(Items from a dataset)
━━━━━━

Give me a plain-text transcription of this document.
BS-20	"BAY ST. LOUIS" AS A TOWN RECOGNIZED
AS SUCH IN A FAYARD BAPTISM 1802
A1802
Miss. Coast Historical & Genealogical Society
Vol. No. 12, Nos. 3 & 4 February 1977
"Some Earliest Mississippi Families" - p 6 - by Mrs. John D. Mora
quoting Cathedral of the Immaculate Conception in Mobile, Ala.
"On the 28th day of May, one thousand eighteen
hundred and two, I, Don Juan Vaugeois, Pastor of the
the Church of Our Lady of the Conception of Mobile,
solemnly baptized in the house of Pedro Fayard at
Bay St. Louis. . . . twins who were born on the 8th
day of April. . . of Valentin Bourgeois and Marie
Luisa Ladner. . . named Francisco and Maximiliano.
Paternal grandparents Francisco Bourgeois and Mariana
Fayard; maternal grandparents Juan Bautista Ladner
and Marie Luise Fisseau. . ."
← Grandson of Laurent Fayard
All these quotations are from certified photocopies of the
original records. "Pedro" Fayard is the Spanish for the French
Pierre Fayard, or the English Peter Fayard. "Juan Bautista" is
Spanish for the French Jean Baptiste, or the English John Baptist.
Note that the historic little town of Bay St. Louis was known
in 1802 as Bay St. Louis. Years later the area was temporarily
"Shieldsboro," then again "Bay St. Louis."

━━━━━━

Copy all lines from the material that hold "English".

Pierre Fayard, or the English Peter Fayard. "Juan Bautista" is
Spanish for the French Jean Baptiste, or the English John Baptist.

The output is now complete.